Start of Block

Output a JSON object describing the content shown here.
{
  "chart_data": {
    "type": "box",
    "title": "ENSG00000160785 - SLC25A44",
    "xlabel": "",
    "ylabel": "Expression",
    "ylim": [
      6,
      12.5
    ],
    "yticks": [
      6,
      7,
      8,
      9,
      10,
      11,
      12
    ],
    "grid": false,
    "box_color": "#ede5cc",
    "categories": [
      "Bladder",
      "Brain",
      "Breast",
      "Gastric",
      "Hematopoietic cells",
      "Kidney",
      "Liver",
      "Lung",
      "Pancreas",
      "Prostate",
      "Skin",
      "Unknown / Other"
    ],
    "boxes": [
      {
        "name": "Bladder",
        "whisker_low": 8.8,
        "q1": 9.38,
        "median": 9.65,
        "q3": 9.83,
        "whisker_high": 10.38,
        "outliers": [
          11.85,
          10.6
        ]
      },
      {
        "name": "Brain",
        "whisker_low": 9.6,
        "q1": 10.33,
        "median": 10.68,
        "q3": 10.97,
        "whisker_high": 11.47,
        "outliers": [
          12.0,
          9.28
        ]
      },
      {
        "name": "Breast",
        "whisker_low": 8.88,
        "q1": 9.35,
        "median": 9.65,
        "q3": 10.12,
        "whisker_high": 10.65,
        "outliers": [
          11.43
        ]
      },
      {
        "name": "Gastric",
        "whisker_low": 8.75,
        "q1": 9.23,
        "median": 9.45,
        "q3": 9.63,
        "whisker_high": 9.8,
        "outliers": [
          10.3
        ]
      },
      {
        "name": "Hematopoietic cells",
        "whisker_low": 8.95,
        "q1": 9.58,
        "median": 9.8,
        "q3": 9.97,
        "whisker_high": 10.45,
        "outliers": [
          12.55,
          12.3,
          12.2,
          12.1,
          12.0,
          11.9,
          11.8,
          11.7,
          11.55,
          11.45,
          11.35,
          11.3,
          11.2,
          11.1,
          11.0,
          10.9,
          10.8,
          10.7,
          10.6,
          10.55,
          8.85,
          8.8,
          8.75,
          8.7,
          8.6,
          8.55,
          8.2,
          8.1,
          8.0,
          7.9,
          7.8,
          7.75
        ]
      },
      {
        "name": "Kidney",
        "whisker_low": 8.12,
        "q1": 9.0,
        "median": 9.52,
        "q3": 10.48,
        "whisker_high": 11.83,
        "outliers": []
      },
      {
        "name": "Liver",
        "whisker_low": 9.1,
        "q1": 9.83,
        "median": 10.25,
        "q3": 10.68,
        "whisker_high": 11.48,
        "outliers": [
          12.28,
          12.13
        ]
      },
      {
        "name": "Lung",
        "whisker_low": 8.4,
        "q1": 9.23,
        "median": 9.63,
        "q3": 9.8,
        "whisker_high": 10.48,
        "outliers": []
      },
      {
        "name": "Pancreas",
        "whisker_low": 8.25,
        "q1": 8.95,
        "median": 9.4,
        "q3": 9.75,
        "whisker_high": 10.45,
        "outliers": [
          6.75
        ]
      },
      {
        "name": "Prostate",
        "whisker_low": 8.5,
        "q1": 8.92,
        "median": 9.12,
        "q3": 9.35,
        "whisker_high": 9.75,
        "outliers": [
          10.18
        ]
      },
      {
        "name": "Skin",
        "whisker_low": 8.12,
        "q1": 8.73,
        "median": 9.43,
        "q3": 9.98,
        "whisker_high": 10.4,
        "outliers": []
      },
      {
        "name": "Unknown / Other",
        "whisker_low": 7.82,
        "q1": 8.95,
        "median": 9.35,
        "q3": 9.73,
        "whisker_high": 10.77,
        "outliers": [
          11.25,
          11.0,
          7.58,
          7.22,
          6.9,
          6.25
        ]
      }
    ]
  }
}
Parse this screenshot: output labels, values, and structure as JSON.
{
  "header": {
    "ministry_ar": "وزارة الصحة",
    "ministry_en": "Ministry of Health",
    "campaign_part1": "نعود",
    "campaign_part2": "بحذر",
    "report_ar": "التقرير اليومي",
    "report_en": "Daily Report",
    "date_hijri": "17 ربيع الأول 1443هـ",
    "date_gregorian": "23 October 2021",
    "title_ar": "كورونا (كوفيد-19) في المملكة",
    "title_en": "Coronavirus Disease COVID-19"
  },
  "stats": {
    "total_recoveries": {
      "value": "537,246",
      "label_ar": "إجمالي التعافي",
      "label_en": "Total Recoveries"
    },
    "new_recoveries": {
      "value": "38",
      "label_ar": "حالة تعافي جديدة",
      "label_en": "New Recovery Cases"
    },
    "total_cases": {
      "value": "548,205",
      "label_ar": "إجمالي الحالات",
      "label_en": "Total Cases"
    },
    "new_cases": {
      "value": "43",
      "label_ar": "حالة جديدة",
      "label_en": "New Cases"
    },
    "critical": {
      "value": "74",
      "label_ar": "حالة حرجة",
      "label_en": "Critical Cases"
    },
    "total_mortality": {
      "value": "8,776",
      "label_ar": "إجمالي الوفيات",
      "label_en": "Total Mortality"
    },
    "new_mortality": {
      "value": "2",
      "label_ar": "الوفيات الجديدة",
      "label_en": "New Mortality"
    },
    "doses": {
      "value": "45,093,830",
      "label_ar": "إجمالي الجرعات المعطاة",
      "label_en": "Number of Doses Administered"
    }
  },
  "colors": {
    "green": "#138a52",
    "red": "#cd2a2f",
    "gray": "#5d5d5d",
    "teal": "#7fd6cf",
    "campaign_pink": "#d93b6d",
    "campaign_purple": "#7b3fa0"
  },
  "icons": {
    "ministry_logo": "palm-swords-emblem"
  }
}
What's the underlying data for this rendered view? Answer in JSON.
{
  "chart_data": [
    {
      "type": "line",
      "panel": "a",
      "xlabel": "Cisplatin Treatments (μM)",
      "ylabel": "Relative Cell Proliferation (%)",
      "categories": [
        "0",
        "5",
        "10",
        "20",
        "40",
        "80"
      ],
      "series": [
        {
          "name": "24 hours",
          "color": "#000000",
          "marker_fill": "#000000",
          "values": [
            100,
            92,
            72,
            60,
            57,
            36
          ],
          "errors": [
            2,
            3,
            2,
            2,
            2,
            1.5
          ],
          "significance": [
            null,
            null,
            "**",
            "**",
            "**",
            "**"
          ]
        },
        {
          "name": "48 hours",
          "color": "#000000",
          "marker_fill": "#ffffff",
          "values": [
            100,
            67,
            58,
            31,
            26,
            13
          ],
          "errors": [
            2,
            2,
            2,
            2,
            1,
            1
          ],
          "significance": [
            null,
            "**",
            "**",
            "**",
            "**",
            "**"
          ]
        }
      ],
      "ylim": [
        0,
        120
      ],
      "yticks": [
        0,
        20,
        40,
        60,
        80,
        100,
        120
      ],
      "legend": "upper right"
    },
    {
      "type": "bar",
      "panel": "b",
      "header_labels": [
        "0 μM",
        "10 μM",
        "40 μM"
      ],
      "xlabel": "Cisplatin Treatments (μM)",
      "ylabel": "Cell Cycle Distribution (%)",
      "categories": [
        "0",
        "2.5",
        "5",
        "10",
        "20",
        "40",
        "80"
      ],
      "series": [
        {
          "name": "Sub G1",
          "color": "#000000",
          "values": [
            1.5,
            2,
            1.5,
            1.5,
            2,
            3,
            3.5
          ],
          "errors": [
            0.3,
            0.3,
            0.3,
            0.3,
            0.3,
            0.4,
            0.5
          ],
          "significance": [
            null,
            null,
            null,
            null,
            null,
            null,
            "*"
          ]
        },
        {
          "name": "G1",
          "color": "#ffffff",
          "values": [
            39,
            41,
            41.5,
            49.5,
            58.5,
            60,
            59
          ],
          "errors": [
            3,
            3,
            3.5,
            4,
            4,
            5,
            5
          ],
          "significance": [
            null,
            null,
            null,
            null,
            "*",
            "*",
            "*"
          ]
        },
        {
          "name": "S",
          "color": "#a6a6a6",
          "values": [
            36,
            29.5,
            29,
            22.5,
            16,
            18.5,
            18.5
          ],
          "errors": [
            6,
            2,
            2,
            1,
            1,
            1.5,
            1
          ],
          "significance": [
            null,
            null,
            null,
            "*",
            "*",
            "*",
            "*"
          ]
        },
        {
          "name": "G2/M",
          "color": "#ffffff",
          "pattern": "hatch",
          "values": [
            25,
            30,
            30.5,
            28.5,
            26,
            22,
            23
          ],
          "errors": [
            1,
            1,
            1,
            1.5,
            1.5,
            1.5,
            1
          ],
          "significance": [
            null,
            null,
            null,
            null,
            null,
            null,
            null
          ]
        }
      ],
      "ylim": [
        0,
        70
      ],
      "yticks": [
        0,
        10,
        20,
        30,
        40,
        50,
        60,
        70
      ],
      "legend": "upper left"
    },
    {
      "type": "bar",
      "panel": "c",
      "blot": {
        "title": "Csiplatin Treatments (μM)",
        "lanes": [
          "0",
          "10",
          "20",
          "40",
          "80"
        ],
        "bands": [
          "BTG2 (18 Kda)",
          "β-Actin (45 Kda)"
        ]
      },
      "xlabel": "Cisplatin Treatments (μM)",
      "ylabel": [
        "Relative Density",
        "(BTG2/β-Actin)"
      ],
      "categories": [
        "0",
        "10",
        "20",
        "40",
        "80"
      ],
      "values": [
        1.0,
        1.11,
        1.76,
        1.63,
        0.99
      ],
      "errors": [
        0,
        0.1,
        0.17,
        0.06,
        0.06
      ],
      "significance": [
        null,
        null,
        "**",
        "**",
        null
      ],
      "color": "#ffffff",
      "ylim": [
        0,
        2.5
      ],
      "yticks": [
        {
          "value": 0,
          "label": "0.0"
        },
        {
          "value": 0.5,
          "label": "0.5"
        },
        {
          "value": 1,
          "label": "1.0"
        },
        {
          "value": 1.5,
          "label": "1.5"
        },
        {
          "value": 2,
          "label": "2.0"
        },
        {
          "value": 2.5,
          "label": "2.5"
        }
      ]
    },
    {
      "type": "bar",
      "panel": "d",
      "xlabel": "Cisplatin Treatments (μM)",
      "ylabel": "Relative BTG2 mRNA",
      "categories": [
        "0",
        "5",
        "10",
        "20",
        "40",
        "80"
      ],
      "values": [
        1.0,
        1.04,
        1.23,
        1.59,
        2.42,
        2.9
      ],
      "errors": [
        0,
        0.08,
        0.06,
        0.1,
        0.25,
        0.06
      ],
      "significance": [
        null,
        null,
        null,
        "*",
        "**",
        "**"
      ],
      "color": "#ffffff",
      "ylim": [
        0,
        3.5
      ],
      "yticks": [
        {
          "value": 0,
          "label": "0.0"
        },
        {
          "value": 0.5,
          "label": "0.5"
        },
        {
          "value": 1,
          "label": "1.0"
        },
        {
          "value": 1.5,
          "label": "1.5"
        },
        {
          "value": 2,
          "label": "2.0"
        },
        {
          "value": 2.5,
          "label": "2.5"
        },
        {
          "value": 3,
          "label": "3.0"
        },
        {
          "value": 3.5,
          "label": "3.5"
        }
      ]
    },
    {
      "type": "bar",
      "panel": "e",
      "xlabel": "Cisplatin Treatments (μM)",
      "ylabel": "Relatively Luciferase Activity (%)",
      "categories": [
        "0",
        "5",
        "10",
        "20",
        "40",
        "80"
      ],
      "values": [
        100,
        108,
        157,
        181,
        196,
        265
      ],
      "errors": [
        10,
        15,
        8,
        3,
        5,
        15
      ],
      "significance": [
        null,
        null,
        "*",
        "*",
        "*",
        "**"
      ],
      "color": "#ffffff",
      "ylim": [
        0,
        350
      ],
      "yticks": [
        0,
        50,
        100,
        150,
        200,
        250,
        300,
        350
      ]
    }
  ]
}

End of Block

### TASK REQUIREMENTS
Copy every line that contains "الوفيات" from the listing above.

### RESPONSE TO THIS TASK
      "label_ar": "إجمالي الوفيات",
      "label_ar": "الوفيات الجديدة",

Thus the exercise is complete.